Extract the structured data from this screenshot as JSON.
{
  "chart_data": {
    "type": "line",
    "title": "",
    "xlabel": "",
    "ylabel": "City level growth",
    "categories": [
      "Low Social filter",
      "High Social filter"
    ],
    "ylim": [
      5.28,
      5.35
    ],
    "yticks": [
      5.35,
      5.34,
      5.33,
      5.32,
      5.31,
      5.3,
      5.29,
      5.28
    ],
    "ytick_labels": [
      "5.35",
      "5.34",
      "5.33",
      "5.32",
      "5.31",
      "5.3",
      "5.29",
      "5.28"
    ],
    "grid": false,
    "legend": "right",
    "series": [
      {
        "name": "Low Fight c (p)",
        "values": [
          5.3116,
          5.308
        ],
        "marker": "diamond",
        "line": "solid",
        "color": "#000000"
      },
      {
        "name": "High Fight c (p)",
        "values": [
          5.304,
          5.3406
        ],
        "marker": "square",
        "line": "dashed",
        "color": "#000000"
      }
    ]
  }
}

### WRITTEN INSTRUCTION
Each entry must be reproduced verbatim.

### EXERCISE RESPONSE
Extract the structured data from this screenshot as JSON.
{
  "chart_data": {
    "type": "line",
    "title": "",
    "xlabel": "",
    "ylabel": "City level growth",
    "categories": [
      "Low Social filter",
      "High Social filter"
    ],
    "ylim": [
      5.28,
      5.35
    ],
    "yticks": [
      5.35,
      5.34,
      5.33,
      5.32,
      5.31,
      5.3,
      5.29,
      5.28
    ],
    "ytick_labels": [
      "5.35",
      "5.34",
      "5.33",
      "5.32",
      "5.31",
      "5.3",
      "5.29",
      "5.28"
    ],
    "grid": false,
    "legend": "right",
    "series": [
      {
        "name": "Low Fight c (p)",
        "values": [
          5.3116,
          5.308
        ],
        "marker": "diamond",
        "line": "solid",
        "color": "#000000"
      },
      {
        "name": "High Fight c (p)",
        "values": [
          5.304,
          5.3406
        ],
        "marker": "square",
        "line": "dashed",
        "color": "#000000"
      }
    ]
  }
}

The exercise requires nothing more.